- [Records]
══════════════════════════════

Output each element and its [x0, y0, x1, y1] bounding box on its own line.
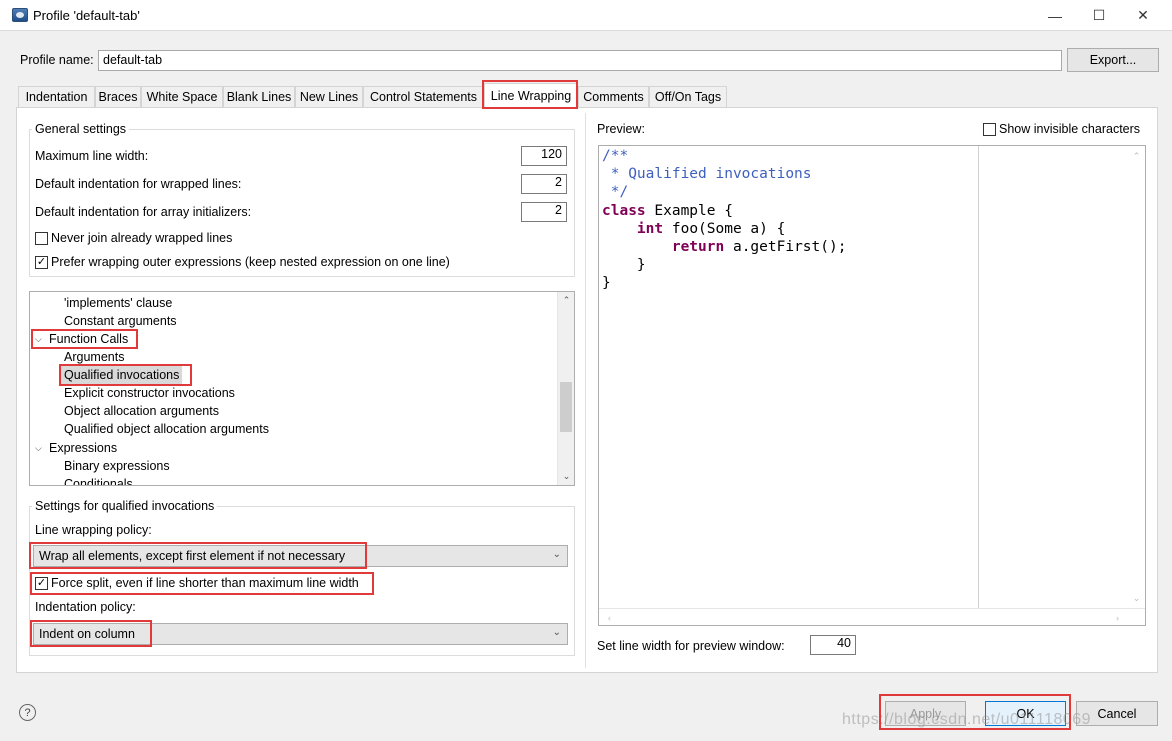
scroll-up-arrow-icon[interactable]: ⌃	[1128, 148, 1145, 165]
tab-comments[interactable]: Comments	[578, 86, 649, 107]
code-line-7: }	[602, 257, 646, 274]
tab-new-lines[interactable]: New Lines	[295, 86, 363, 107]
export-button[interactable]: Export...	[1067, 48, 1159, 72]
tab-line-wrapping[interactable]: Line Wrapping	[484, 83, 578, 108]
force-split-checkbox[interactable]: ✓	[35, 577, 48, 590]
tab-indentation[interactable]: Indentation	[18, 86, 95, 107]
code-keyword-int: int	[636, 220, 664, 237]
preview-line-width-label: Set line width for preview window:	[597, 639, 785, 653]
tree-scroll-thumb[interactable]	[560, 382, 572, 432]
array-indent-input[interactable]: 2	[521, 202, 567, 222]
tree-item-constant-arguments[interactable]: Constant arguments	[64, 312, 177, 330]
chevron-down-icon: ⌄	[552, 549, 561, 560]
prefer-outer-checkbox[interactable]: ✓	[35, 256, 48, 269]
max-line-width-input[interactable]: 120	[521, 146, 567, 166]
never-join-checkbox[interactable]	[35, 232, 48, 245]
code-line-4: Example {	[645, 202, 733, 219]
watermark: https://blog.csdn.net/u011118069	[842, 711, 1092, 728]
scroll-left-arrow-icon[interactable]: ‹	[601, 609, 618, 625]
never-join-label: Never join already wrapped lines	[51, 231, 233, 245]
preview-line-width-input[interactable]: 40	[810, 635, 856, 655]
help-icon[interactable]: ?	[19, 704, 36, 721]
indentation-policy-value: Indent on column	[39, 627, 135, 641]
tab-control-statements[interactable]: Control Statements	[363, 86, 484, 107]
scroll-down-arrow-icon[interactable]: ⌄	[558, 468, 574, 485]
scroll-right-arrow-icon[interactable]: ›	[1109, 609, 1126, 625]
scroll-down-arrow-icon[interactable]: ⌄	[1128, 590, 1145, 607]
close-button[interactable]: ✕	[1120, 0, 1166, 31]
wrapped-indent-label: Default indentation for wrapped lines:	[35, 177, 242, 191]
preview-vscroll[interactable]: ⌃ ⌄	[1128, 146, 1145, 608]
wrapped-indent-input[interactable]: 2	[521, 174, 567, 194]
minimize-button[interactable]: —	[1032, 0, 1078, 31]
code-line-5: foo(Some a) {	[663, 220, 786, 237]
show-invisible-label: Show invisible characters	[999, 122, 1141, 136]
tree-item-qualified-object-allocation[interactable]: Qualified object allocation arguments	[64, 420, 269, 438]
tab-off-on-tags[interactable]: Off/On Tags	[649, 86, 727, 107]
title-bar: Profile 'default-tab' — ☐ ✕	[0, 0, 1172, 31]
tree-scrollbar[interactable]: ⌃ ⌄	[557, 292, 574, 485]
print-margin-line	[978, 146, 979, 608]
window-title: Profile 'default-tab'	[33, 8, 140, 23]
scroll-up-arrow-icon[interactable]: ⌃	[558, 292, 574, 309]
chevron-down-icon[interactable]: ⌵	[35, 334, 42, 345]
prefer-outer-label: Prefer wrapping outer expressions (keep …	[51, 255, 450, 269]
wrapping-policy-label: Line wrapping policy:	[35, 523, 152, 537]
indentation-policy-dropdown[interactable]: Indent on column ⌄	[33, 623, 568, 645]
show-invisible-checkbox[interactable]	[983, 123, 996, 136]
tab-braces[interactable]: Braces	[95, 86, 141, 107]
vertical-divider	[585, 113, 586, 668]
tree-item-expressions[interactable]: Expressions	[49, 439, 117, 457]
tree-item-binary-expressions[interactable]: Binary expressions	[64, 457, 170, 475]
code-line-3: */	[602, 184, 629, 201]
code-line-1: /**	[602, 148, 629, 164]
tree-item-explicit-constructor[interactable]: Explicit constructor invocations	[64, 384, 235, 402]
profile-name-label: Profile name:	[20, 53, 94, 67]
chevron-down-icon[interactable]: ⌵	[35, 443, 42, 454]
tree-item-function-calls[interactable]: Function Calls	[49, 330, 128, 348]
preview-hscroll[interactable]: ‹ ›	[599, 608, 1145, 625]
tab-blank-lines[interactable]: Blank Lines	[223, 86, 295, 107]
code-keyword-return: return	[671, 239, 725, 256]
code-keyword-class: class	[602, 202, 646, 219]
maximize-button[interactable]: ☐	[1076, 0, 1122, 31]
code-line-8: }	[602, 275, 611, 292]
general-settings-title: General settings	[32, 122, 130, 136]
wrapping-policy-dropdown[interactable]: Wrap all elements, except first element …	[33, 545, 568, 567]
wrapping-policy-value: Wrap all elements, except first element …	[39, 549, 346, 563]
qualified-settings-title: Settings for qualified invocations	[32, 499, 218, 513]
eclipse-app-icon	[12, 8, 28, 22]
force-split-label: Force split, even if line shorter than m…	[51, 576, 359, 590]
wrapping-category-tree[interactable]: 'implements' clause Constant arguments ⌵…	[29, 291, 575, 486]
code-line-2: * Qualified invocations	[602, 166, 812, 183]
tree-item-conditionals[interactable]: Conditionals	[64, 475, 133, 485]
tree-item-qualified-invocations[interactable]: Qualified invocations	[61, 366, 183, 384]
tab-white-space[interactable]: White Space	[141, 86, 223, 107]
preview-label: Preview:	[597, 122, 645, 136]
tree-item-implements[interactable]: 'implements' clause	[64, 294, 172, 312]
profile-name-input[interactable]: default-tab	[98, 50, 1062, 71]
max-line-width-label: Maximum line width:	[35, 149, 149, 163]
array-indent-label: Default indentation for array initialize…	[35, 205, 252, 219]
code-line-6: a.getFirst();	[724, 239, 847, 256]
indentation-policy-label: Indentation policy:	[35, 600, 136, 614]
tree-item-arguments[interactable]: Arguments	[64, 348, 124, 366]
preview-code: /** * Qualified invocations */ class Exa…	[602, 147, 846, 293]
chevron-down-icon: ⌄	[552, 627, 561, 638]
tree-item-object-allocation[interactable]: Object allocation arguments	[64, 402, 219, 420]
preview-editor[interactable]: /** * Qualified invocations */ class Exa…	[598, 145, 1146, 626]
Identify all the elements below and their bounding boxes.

══════════════════════════════

- [Set problem]
Reproduce every line of the records above word for word, leaving out the pictures.

- [Solution to this problem]
Output each element and its [x0, y0, x1, y1] bounding box on its own line.
scroll-up-arrow-icon[interactable]: ⌃	[1128, 148, 1145, 165]
tab-comments[interactable]: Comments	[578, 86, 649, 107]
code-line-7: }	[602, 257, 646, 274]
tab-new-lines[interactable]: New Lines	[295, 86, 363, 107]
export-button[interactable]: Export...	[1067, 48, 1159, 72]
tab-line-wrapping[interactable]: Line Wrapping	[484, 83, 578, 108]
force-split-checkbox[interactable]: ✓	[35, 577, 48, 590]
tab-indentation[interactable]: Indentation	[18, 86, 95, 107]
code-keyword-int: int	[636, 220, 664, 237]
preview-line-width-label: Set line width for preview window:	[597, 639, 785, 653]
tree-scroll-thumb[interactable]	[560, 382, 572, 432]
array-indent-input[interactable]: 2	[521, 202, 567, 222]
tree-item-constant-arguments[interactable]: Constant arguments	[64, 312, 177, 330]
chevron-down-icon: ⌄	[552, 549, 561, 560]
prefer-outer-checkbox[interactable]: ✓	[35, 256, 48, 269]
max-line-width-input[interactable]: 120	[521, 146, 567, 166]
never-join-checkbox[interactable]	[35, 232, 48, 245]
code-line-4: Example {	[645, 202, 733, 219]
watermark: https://blog.csdn.net/u011118069	[842, 711, 1092, 728]
scroll-left-arrow-icon[interactable]: ‹	[601, 609, 618, 625]
never-join-label: Never join already wrapped lines	[51, 231, 233, 245]
preview-line-width-input[interactable]: 40	[810, 635, 856, 655]
help-icon[interactable]: ?	[19, 704, 36, 721]
indentation-policy-value: Indent on column	[39, 627, 135, 641]
tab-control-statements[interactable]: Control Statements	[363, 86, 484, 107]
scroll-down-arrow-icon[interactable]: ⌄	[558, 468, 574, 485]
scroll-right-arrow-icon[interactable]: ›	[1109, 609, 1126, 625]
scroll-down-arrow-icon[interactable]: ⌄	[1128, 590, 1145, 607]
close-button[interactable]: ✕	[1120, 0, 1166, 31]
wrapped-indent-label: Default indentation for wrapped lines:	[35, 177, 242, 191]
preview-vscroll[interactable]: ⌃ ⌄	[1128, 146, 1145, 608]
wrapped-indent-input[interactable]: 2	[521, 174, 567, 194]
minimize-button[interactable]: —	[1032, 0, 1078, 31]
code-line-5: foo(Some a) {	[663, 220, 786, 237]
show-invisible-label: Show invisible characters	[999, 122, 1141, 136]
tree-item-qualified-object-allocation[interactable]: Qualified object allocation arguments	[64, 420, 269, 438]
tab-off-on-tags[interactable]: Off/On Tags	[649, 86, 727, 107]
title-bar: Profile 'default-tab' — ☐ ✕	[0, 0, 1172, 31]
tree-scrollbar[interactable]: ⌃ ⌄	[557, 292, 574, 485]
print-margin-line	[978, 146, 979, 608]
window-title: Profile 'default-tab'	[33, 8, 140, 23]
scroll-up-arrow-icon[interactable]: ⌃	[558, 292, 574, 309]
chevron-down-icon[interactable]: ⌵	[35, 334, 42, 345]
prefer-outer-label: Prefer wrapping outer expressions (keep …	[51, 255, 450, 269]
wrapping-policy-label: Line wrapping policy:	[35, 523, 152, 537]
indentation-policy-dropdown[interactable]: Indent on column ⌄	[33, 623, 568, 645]
show-invisible-checkbox[interactable]	[983, 123, 996, 136]
tab-braces[interactable]: Braces	[95, 86, 141, 107]
vertical-divider	[585, 113, 586, 668]
tree-item-expressions[interactable]: Expressions	[49, 439, 117, 457]
tree-item-binary-expressions[interactable]: Binary expressions	[64, 457, 170, 475]
code-line-3: */	[602, 184, 629, 201]
code-line-1: /**	[602, 148, 629, 164]
tree-item-explicit-constructor[interactable]: Explicit constructor invocations	[64, 384, 235, 402]
profile-name-label: Profile name:	[20, 53, 94, 67]
chevron-down-icon[interactable]: ⌵	[35, 443, 42, 454]
tree-item-function-calls[interactable]: Function Calls	[49, 330, 128, 348]
preview-hscroll[interactable]: ‹ ›	[599, 608, 1145, 625]
tab-blank-lines[interactable]: Blank Lines	[223, 86, 295, 107]
code-keyword-return: return	[671, 239, 725, 256]
code-keyword-class: class	[602, 202, 646, 219]
maximize-button[interactable]: ☐	[1076, 0, 1122, 31]
code-line-8: }	[602, 275, 611, 292]
general-settings-title: General settings	[32, 122, 130, 136]
wrapping-policy-dropdown[interactable]: Wrap all elements, except first element …	[33, 545, 568, 567]
wrapping-policy-value: Wrap all elements, except first element …	[39, 549, 346, 563]
qualified-settings-title: Settings for qualified invocations	[32, 499, 218, 513]
eclipse-app-icon	[12, 8, 28, 22]
force-split-label: Force split, even if line shorter than m…	[51, 576, 359, 590]
wrapping-category-tree[interactable]: 'implements' clause Constant arguments ⌵…	[29, 291, 575, 486]
code-line-2: * Qualified invocations	[602, 166, 812, 183]
tree-item-conditionals[interactable]: Conditionals	[64, 475, 133, 485]
tree-item-qualified-invocations[interactable]: Qualified invocations	[61, 366, 183, 384]
tab-white-space[interactable]: White Space	[141, 86, 223, 107]
preview-label: Preview:	[597, 122, 645, 136]
tree-item-implements[interactable]: 'implements' clause	[64, 294, 172, 312]
profile-name-input[interactable]: default-tab	[98, 50, 1062, 71]
max-line-width-label: Maximum line width:	[35, 149, 149, 163]
array-indent-label: Default indentation for array initialize…	[35, 205, 252, 219]
code-line-6: a.getFirst();	[724, 239, 847, 256]
indentation-policy-label: Indentation policy:	[35, 600, 136, 614]
tree-item-arguments[interactable]: Arguments	[64, 348, 124, 366]
preview-code: /** * Qualified invocations */ class Exa…	[602, 147, 846, 293]
chevron-down-icon: ⌄	[552, 627, 561, 638]
tree-item-object-allocation[interactable]: Object allocation arguments	[64, 402, 219, 420]
preview-editor[interactable]: /** * Qualified invocations */ class Exa…	[598, 145, 1146, 626]
Identify all the elements below and their bounding boxes.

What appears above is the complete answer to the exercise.